Provided text:
------------------------------------------------

Transfer algebraic structures across Equivs

This continues the pattern set in Mathlib/Algebra/Group/TransferInstance.lean.

@[reducible, inline]

abbrev Equiv.algebra (R : Type u_1) {α : Type u_2} {β : Type u_3} [CommSemiring R] (e : α ≃ β) [Semiring β] : have x := e.semiring; [Algebra R β] → Algebra R α

Transfer Algebra across an Equiv

Equations

• @Equiv.algebra R α β inst✝¹ e inst✝ = fun [Algebra R β] => Algebra.ofModule ⋯ ⋯

theorem Equiv.algebraMap_def {R : Type u_1} {α : Type u_2} {β : Type u_3} [CommSemiring R] (e : α ≃ β) [Semiring β] [Algebra R β] (r : R) : (algebraMap R α) r = e.symm ((algebraMap R β) r)

------------------------------------------------

Extracted records:
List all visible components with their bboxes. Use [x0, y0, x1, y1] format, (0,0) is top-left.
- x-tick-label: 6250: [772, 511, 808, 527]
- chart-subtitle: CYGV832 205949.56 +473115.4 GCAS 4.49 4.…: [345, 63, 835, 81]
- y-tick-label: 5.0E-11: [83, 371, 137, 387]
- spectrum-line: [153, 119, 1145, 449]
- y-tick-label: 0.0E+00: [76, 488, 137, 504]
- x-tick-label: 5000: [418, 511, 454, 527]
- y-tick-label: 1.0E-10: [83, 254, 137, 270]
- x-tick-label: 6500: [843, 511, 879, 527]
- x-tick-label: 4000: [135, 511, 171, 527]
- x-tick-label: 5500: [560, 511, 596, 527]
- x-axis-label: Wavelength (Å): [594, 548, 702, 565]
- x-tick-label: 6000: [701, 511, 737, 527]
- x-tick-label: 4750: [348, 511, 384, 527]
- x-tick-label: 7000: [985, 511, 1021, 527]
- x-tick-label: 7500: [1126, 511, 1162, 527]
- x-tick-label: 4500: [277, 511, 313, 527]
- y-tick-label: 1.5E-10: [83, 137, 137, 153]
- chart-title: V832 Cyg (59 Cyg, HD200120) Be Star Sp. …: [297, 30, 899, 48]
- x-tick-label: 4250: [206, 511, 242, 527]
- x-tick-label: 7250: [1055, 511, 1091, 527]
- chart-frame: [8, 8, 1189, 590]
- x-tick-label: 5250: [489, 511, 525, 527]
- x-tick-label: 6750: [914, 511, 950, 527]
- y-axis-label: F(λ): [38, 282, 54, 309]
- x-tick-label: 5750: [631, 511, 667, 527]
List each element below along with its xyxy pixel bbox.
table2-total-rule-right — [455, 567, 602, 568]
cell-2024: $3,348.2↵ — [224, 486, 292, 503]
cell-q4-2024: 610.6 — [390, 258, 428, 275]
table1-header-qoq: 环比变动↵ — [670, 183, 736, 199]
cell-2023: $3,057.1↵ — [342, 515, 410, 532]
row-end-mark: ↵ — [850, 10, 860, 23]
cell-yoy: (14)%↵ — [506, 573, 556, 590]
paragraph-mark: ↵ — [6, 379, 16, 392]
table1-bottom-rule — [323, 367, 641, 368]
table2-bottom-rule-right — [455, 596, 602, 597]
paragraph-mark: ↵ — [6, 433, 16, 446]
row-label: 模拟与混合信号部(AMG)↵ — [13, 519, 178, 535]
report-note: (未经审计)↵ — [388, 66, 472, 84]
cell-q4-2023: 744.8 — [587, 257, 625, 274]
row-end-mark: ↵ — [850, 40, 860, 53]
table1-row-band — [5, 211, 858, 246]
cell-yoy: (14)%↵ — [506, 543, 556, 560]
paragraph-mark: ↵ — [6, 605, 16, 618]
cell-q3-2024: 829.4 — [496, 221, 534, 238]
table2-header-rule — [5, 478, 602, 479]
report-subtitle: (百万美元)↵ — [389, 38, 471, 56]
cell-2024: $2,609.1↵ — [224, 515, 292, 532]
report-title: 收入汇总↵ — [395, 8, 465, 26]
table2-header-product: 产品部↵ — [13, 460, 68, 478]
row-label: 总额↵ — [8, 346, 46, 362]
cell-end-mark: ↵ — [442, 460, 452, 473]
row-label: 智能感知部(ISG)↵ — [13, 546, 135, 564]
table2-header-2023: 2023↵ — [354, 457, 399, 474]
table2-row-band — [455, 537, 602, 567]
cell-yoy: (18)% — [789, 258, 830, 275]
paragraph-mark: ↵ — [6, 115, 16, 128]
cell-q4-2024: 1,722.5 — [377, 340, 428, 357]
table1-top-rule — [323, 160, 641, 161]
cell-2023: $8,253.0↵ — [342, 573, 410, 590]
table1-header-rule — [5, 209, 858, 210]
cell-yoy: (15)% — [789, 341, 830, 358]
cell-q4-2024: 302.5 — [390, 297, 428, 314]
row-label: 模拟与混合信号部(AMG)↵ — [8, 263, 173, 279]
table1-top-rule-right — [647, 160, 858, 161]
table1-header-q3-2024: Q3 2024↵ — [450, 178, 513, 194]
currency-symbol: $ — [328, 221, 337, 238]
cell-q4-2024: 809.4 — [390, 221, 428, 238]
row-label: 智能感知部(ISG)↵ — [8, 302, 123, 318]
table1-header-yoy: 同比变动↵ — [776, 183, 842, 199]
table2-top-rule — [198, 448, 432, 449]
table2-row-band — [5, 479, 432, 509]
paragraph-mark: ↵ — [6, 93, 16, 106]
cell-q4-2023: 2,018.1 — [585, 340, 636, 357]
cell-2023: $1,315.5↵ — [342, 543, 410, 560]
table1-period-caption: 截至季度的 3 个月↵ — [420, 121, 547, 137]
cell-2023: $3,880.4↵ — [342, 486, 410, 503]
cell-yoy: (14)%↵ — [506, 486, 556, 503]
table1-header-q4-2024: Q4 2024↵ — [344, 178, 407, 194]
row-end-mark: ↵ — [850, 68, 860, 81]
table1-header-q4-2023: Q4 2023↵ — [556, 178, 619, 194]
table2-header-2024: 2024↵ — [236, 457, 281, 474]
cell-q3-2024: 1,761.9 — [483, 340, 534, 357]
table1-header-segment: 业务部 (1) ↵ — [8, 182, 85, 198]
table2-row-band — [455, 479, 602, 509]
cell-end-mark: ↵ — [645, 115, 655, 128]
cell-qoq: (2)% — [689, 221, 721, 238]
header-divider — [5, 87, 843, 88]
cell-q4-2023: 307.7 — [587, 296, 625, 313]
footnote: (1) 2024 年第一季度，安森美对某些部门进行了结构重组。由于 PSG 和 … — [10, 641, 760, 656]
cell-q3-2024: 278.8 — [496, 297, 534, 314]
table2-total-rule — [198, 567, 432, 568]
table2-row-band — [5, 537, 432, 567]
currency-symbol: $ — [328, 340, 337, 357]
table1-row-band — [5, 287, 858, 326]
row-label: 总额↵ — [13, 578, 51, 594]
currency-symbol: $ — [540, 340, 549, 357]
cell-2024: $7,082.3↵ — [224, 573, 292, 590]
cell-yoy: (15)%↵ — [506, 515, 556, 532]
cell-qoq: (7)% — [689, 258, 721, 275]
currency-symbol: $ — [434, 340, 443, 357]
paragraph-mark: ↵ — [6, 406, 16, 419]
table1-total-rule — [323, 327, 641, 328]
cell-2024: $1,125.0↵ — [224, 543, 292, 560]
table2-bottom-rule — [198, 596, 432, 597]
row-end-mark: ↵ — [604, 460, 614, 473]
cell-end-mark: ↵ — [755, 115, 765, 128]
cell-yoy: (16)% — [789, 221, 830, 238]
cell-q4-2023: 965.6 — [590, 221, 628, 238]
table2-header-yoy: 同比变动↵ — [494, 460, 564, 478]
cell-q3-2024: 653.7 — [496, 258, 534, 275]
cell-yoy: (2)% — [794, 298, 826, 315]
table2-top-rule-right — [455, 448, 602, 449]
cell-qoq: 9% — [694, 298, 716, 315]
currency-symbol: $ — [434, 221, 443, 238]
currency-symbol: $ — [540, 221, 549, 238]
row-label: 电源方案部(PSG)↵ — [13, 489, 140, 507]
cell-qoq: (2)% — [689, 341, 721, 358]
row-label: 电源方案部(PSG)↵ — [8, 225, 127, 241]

------------------------------------------------

In the text on transferring algebraic structures across Equivs, list every instance argument written in square brackets in the signature of the theorem Equiv.algebraMap_def. The material has no connection to the text about transferring algebraic structures.

[CommSemiring R]
[Semiring β]
[Algebra R β]